-- Start --

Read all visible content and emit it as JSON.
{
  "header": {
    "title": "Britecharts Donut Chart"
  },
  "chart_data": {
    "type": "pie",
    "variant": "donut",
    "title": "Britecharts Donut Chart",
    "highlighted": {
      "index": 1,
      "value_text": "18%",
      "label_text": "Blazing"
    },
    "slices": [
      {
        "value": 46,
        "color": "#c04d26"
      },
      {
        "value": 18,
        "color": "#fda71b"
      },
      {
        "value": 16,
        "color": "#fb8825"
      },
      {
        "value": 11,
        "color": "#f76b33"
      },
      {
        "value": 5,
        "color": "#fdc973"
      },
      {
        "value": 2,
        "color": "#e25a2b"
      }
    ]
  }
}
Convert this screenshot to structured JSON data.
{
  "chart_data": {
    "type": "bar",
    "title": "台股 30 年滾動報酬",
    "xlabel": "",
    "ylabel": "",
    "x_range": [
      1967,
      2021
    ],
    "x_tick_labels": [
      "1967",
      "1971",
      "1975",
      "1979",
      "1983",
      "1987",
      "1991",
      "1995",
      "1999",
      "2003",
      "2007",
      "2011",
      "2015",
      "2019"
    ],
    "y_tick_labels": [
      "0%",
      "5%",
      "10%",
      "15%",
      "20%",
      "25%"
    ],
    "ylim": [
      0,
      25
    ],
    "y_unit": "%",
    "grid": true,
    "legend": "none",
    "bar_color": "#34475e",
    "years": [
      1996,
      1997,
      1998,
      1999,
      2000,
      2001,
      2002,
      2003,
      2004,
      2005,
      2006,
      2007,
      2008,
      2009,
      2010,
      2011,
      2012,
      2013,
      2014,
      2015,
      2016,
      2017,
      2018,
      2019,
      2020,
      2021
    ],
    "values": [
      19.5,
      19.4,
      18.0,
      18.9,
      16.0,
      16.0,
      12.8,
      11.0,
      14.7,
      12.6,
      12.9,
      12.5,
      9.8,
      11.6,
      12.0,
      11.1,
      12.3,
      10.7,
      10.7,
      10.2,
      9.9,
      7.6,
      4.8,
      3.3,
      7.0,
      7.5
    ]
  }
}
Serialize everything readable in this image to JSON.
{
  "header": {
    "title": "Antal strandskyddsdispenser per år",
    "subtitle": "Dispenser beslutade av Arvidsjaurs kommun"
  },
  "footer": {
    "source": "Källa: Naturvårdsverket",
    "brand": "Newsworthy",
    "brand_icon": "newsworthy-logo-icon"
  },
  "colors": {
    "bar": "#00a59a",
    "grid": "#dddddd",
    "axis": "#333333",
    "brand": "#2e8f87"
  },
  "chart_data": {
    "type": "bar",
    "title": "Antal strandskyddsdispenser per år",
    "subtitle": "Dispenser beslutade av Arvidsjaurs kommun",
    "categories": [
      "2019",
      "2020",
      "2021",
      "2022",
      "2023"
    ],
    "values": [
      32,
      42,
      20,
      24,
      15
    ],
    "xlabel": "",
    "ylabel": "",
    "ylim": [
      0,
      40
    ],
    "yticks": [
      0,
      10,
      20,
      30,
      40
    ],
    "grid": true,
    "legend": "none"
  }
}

-- End --

**WORK TO DO**
Copy all the records above exactly, missing none.

**EXERCISE RESULT**
Read all visible content and emit it as JSON.
{
  "header": {
    "title": "Britecharts Donut Chart"
  },
  "chart_data": {
    "type": "pie",
    "variant": "donut",
    "title": "Britecharts Donut Chart",
    "highlighted": {
      "index": 1,
      "value_text": "18%",
      "label_text": "Blazing"
    },
    "slices": [
      {
        "value": 46,
        "color": "#c04d26"
      },
      {
        "value": 18,
        "color": "#fda71b"
      },
      {
        "value": 16,
        "color": "#fb8825"
      },
      {
        "value": 11,
        "color": "#f76b33"
      },
      {
        "value": 5,
        "color": "#fdc973"
      },
      {
        "value": 2,
        "color": "#e25a2b"
      }
    ]
  }
}
Convert this screenshot to structured JSON data.
{
  "chart_data": {
    "type": "bar",
    "title": "台股 30 年滾動報酬",
    "xlabel": "",
    "ylabel": "",
    "x_range": [
      1967,
      2021
    ],
    "x_tick_labels": [
      "1967",
      "1971",
      "1975",
      "1979",
      "1983",
      "1987",
      "1991",
      "1995",
      "1999",
      "2003",
      "2007",
      "2011",
      "2015",
      "2019"
    ],
    "y_tick_labels": [
      "0%",
      "5%",
      "10%",
      "15%",
      "20%",
      "25%"
    ],
    "ylim": [
      0,
      25
    ],
    "y_unit": "%",
    "grid": true,
    "legend": "none",
    "bar_color": "#34475e",
    "years": [
      1996,
      1997,
      1998,
      1999,
      2000,
      2001,
      2002,
      2003,
      2004,
      2005,
      2006,
      2007,
      2008,
      2009,
      2010,
      2011,
      2012,
      2013,
      2014,
      2015,
      2016,
      2017,
      2018,
      2019,
      2020,
      2021
    ],
    "values": [
      19.5,
      19.4,
      18.0,
      18.9,
      16.0,
      16.0,
      12.8,
      11.0,
      14.7,
      12.6,
      12.9,
      12.5,
      9.8,
      11.6,
      12.0,
      11.1,
      12.3,
      10.7,
      10.7,
      10.2,
      9.9,
      7.6,
      4.8,
      3.3,
      7.0,
      7.5
    ]
  }
}
Serialize everything readable in this image to JSON.
{
  "header": {
    "title": "Antal strandskyddsdispenser per år",
    "subtitle": "Dispenser beslutade av Arvidsjaurs kommun"
  },
  "footer": {
    "source": "Källa: Naturvårdsverket",
    "brand": "Newsworthy",
    "brand_icon": "newsworthy-logo-icon"
  },
  "colors": {
    "bar": "#00a59a",
    "grid": "#dddddd",
    "axis": "#333333",
    "brand": "#2e8f87"
  },
  "chart_data": {
    "type": "bar",
    "title": "Antal strandskyddsdispenser per år",
    "subtitle": "Dispenser beslutade av Arvidsjaurs kommun",
    "categories": [
      "2019",
      "2020",
      "2021",
      "2022",
      "2023"
    ],
    "values": [
      32,
      42,
      20,
      24,
      15
    ],
    "xlabel": "",
    "ylabel": "",
    "ylim": [
      0,
      40
    ],
    "yticks": [
      0,
      10,
      20,
      30,
      40
    ],
    "grid": true,
    "legend": "none"
  }
}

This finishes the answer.